▶ What you are asked to do:
Quote, without change, all of the lines that follow.

::::::::::

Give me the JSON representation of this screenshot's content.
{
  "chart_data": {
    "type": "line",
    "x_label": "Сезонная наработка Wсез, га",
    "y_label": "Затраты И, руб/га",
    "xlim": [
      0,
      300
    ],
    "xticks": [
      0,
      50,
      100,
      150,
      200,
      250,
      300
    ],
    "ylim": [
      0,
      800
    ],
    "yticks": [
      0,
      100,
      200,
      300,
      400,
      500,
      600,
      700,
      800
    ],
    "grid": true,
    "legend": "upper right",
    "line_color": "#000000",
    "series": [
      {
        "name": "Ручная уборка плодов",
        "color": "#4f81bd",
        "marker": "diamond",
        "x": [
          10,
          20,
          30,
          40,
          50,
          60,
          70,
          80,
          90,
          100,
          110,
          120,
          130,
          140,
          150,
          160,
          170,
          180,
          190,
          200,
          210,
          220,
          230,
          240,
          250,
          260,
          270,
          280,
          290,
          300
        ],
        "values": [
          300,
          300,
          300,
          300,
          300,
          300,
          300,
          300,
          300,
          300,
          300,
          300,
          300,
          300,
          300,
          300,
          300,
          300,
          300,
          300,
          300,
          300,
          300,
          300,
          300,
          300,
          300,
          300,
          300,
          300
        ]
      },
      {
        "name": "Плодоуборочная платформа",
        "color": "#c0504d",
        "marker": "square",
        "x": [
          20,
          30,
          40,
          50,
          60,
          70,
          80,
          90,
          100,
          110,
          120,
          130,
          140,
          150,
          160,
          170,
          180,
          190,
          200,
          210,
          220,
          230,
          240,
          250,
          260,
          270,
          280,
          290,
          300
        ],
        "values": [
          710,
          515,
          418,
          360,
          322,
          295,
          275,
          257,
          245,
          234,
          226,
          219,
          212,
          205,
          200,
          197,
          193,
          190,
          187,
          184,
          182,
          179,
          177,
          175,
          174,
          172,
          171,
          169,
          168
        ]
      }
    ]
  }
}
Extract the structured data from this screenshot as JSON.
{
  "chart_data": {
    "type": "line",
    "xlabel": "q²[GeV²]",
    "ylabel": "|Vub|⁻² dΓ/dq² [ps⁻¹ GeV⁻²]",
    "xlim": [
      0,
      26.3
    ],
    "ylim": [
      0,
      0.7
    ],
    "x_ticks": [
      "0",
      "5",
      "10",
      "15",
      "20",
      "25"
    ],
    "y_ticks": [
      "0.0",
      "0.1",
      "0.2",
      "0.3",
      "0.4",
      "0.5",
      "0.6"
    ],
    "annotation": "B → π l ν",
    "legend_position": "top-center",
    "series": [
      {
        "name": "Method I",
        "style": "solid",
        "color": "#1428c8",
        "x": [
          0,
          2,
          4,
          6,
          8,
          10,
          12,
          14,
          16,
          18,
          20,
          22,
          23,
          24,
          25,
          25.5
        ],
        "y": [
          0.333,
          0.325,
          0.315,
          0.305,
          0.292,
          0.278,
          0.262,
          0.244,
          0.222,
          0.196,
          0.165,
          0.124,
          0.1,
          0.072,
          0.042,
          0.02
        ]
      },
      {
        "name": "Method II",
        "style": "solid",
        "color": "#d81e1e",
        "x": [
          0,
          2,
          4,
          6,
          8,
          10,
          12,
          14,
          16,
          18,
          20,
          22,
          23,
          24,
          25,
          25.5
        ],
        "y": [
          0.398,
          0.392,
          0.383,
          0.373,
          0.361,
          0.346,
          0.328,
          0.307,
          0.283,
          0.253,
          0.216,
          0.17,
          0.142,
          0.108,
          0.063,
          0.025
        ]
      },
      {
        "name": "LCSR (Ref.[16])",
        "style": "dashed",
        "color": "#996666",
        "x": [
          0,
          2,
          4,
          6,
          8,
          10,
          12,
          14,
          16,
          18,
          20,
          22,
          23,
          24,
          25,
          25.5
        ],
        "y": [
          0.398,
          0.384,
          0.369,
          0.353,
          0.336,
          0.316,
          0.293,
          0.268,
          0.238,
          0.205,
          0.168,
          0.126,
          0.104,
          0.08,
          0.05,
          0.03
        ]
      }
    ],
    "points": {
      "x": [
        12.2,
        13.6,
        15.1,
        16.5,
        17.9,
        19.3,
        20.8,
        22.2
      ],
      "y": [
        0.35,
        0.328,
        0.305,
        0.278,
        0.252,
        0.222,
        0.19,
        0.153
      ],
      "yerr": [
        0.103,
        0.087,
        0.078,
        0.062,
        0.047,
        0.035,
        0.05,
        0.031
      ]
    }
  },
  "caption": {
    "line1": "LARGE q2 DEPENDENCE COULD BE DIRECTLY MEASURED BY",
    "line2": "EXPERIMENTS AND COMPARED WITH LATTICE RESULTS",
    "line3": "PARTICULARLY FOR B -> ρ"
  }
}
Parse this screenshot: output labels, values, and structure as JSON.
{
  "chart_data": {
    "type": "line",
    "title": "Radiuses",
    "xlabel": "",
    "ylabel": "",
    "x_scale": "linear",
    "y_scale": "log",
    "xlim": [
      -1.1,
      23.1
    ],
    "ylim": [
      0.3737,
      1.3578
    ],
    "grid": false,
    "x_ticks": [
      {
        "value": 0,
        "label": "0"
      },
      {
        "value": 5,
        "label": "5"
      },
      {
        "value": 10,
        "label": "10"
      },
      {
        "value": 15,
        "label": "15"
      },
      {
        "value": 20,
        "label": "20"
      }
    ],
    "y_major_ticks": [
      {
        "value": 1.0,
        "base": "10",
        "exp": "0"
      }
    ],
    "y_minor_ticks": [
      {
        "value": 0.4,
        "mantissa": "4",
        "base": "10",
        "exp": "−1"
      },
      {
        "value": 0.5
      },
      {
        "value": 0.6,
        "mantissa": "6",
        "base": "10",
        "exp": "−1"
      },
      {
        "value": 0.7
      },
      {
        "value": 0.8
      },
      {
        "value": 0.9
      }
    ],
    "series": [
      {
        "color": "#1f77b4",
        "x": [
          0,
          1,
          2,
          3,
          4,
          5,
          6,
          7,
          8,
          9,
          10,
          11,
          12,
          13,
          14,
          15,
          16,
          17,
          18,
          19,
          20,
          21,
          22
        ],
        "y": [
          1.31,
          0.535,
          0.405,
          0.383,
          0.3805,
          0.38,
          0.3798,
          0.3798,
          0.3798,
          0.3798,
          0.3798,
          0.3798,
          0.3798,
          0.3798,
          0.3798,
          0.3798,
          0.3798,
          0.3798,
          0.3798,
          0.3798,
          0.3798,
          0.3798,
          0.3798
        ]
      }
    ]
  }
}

::::::::::

▶ Result of this exercise:
Give me the JSON representation of this screenshot's content.
{
  "chart_data": {
    "type": "line",
    "x_label": "Сезонная наработка Wсез, га",
    "y_label": "Затраты И, руб/га",
    "xlim": [
      0,
      300
    ],
    "xticks": [
      0,
      50,
      100,
      150,
      200,
      250,
      300
    ],
    "ylim": [
      0,
      800
    ],
    "yticks": [
      0,
      100,
      200,
      300,
      400,
      500,
      600,
      700,
      800
    ],
    "grid": true,
    "legend": "upper right",
    "line_color": "#000000",
    "series": [
      {
        "name": "Ручная уборка плодов",
        "color": "#4f81bd",
        "marker": "diamond",
        "x": [
          10,
          20,
          30,
          40,
          50,
          60,
          70,
          80,
          90,
          100,
          110,
          120,
          130,
          140,
          150,
          160,
          170,
          180,
          190,
          200,
          210,
          220,
          230,
          240,
          250,
          260,
          270,
          280,
          290,
          300
        ],
        "values": [
          300,
          300,
          300,
          300,
          300,
          300,
          300,
          300,
          300,
          300,
          300,
          300,
          300,
          300,
          300,
          300,
          300,
          300,
          300,
          300,
          300,
          300,
          300,
          300,
          300,
          300,
          300,
          300,
          300,
          300
        ]
      },
      {
        "name": "Плодоуборочная платформа",
        "color": "#c0504d",
        "marker": "square",
        "x": [
          20,
          30,
          40,
          50,
          60,
          70,
          80,
          90,
          100,
          110,
          120,
          130,
          140,
          150,
          160,
          170,
          180,
          190,
          200,
          210,
          220,
          230,
          240,
          250,
          260,
          270,
          280,
          290,
          300
        ],
        "values": [
          710,
          515,
          418,
          360,
          322,
          295,
          275,
          257,
          245,
          234,
          226,
          219,
          212,
          205,
          200,
          197,
          193,
          190,
          187,
          184,
          182,
          179,
          177,
          175,
          174,
          172,
          171,
          169,
          168
        ]
      }
    ]
  }
}
Extract the structured data from this screenshot as JSON.
{
  "chart_data": {
    "type": "line",
    "xlabel": "q²[GeV²]",
    "ylabel": "|Vub|⁻² dΓ/dq² [ps⁻¹ GeV⁻²]",
    "xlim": [
      0,
      26.3
    ],
    "ylim": [
      0,
      0.7
    ],
    "x_ticks": [
      "0",
      "5",
      "10",
      "15",
      "20",
      "25"
    ],
    "y_ticks": [
      "0.0",
      "0.1",
      "0.2",
      "0.3",
      "0.4",
      "0.5",
      "0.6"
    ],
    "annotation": "B → π l ν",
    "legend_position": "top-center",
    "series": [
      {
        "name": "Method I",
        "style": "solid",
        "color": "#1428c8",
        "x": [
          0,
          2,
          4,
          6,
          8,
          10,
          12,
          14,
          16,
          18,
          20,
          22,
          23,
          24,
          25,
          25.5
        ],
        "y": [
          0.333,
          0.325,
          0.315,
          0.305,
          0.292,
          0.278,
          0.262,
          0.244,
          0.222,
          0.196,
          0.165,
          0.124,
          0.1,
          0.072,
          0.042,
          0.02
        ]
      },
      {
        "name": "Method II",
        "style": "solid",
        "color": "#d81e1e",
        "x": [
          0,
          2,
          4,
          6,
          8,
          10,
          12,
          14,
          16,
          18,
          20,
          22,
          23,
          24,
          25,
          25.5
        ],
        "y": [
          0.398,
          0.392,
          0.383,
          0.373,
          0.361,
          0.346,
          0.328,
          0.307,
          0.283,
          0.253,
          0.216,
          0.17,
          0.142,
          0.108,
          0.063,
          0.025
        ]
      },
      {
        "name": "LCSR (Ref.[16])",
        "style": "dashed",
        "color": "#996666",
        "x": [
          0,
          2,
          4,
          6,
          8,
          10,
          12,
          14,
          16,
          18,
          20,
          22,
          23,
          24,
          25,
          25.5
        ],
        "y": [
          0.398,
          0.384,
          0.369,
          0.353,
          0.336,
          0.316,
          0.293,
          0.268,
          0.238,
          0.205,
          0.168,
          0.126,
          0.104,
          0.08,
          0.05,
          0.03
        ]
      }
    ],
    "points": {
      "x": [
        12.2,
        13.6,
        15.1,
        16.5,
        17.9,
        19.3,
        20.8,
        22.2
      ],
      "y": [
        0.35,
        0.328,
        0.305,
        0.278,
        0.252,
        0.222,
        0.19,
        0.153
      ],
      "yerr": [
        0.103,
        0.087,
        0.078,
        0.062,
        0.047,
        0.035,
        0.05,
        0.031
      ]
    }
  },
  "caption": {
    "line1": "LARGE q2 DEPENDENCE COULD BE DIRECTLY MEASURED BY",
    "line2": "EXPERIMENTS AND COMPARED WITH LATTICE RESULTS",
    "line3": "PARTICULARLY FOR B -> ρ"
  }
}
Parse this screenshot: output labels, values, and structure as JSON.
{
  "chart_data": {
    "type": "line",
    "title": "Radiuses",
    "xlabel": "",
    "ylabel": "",
    "x_scale": "linear",
    "y_scale": "log",
    "xlim": [
      -1.1,
      23.1
    ],
    "ylim": [
      0.3737,
      1.3578
    ],
    "grid": false,
    "x_ticks": [
      {
        "value": 0,
        "label": "0"
      },
      {
        "value": 5,
        "label": "5"
      },
      {
        "value": 10,
        "label": "10"
      },
      {
        "value": 15,
        "label": "15"
      },
      {
        "value": 20,
        "label": "20"
      }
    ],
    "y_major_ticks": [
      {
        "value": 1.0,
        "base": "10",
        "exp": "0"
      }
    ],
    "y_minor_ticks": [
      {
        "value": 0.4,
        "mantissa": "4",
        "base": "10",
        "exp": "−1"
      },
      {
        "value": 0.5
      },
      {
        "value": 0.6,
        "mantissa": "6",
        "base": "10",
        "exp": "−1"
      },
      {
        "value": 0.7
      },
      {
        "value": 0.8
      },
      {
        "value": 0.9
      }
    ],
    "series": [
      {
        "color": "#1f77b4",
        "x": [
          0,
          1,
          2,
          3,
          4,
          5,
          6,
          7,
          8,
          9,
          10,
          11,
          12,
          13,
          14,
          15,
          16,
          17,
          18,
          19,
          20,
          21,
          22
        ],
        "y": [
          1.31,
          0.535,
          0.405,
          0.383,
          0.3805,
          0.38,
          0.3798,
          0.3798,
          0.3798,
          0.3798,
          0.3798,
          0.3798,
          0.3798,
          0.3798,
          0.3798,
          0.3798,
          0.3798,
          0.3798,
          0.3798,
          0.3798,
          0.3798,
          0.3798,
          0.3798
        ]
      }
    ]
  }
}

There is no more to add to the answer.